What the task requires:
Pick out each line in these entries that contains the string "routière".
## Begin Data
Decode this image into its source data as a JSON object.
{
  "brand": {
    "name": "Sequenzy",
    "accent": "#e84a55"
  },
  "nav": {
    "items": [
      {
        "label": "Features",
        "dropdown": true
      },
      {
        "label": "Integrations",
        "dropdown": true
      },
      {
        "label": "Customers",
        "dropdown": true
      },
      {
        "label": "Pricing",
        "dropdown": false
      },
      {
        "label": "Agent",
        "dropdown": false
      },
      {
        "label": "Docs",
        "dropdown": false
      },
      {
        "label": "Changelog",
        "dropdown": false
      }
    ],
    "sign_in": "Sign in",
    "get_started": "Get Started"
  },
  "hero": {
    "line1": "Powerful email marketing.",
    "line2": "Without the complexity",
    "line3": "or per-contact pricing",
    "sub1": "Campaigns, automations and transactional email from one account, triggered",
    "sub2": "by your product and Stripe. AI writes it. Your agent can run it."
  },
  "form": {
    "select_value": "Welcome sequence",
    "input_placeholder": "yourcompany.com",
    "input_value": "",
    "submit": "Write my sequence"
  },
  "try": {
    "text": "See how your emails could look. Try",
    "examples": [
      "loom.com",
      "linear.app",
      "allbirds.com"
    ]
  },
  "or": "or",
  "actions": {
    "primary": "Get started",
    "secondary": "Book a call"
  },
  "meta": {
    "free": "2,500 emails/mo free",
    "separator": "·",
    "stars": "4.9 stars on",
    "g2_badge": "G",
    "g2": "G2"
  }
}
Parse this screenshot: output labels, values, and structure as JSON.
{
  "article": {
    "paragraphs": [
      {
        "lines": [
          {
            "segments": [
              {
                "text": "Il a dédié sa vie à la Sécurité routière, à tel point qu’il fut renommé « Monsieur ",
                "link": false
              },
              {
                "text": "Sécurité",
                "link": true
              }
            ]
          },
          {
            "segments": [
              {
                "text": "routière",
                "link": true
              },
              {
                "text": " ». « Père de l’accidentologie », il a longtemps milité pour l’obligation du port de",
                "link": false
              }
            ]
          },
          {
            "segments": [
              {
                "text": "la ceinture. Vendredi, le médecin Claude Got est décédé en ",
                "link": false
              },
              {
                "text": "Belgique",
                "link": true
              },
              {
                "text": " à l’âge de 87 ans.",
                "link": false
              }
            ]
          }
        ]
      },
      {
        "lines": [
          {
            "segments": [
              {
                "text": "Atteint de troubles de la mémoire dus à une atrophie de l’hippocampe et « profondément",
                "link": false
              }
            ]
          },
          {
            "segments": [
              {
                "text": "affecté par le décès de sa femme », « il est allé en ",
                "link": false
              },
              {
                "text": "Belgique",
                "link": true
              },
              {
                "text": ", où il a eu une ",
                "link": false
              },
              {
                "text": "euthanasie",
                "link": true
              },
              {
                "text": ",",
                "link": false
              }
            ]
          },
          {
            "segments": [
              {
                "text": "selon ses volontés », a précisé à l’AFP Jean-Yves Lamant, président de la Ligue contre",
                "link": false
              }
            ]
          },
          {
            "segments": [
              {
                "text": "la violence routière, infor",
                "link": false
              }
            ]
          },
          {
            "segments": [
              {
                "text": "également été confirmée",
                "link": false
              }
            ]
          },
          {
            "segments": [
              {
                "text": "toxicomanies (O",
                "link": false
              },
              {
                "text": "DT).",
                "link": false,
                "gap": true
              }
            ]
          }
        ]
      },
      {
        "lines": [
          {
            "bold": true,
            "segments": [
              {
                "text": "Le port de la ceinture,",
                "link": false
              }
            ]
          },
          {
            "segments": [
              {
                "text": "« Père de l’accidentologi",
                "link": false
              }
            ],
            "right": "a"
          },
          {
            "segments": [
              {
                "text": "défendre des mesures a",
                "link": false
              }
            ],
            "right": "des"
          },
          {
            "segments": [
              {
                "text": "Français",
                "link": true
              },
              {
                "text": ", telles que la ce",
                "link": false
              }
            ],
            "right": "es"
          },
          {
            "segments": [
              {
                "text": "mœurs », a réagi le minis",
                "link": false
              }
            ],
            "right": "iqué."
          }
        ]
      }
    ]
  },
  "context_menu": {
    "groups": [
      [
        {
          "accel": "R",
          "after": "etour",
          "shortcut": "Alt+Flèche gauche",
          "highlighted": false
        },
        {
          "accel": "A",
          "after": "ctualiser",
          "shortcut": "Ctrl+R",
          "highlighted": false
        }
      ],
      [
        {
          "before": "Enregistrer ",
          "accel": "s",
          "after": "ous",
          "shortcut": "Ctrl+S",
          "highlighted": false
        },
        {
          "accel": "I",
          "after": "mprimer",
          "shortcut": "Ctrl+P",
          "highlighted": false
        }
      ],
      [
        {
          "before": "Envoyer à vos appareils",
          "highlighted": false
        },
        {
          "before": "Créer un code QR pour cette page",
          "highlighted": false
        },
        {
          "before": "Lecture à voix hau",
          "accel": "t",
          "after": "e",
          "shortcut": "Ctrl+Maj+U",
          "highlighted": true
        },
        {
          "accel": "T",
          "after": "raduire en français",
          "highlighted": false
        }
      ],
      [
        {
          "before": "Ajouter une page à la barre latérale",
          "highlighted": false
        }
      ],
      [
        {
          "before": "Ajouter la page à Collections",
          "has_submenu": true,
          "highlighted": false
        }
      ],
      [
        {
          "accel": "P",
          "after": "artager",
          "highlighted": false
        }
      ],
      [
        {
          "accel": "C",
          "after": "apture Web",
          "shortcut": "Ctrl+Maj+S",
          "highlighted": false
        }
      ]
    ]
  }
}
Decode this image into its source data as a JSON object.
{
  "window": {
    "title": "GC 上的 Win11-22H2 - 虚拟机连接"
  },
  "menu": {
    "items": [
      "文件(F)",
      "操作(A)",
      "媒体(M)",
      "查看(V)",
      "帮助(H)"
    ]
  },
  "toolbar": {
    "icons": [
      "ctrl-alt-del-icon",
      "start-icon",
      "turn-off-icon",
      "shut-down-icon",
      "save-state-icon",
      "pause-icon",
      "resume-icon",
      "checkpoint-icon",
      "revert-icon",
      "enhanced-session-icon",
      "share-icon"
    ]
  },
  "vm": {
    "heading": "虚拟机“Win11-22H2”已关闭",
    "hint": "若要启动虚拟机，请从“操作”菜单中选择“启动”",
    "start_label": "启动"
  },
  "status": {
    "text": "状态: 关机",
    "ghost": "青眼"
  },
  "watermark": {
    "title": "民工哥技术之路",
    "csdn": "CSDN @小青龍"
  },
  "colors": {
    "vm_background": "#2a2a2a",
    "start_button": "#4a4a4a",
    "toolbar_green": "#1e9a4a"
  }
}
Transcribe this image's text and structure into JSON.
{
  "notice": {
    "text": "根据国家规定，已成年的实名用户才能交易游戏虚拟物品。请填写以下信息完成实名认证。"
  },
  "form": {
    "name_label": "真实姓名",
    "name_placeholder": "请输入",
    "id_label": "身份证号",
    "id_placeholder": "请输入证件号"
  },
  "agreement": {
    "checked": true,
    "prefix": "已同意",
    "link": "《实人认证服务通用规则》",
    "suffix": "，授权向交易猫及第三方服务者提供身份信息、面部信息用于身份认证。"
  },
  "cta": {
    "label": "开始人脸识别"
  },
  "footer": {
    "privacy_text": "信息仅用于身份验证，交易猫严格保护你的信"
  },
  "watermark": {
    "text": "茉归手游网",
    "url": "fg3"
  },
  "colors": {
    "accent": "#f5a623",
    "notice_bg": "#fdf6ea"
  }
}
## End Data
Task solution:
                "text": "Il a dédié sa vie à la Sécurité routière, à tel point qu’il fut renommé « Monsieur ",
                "text": "routière",
                "text": "la violence routière, infor",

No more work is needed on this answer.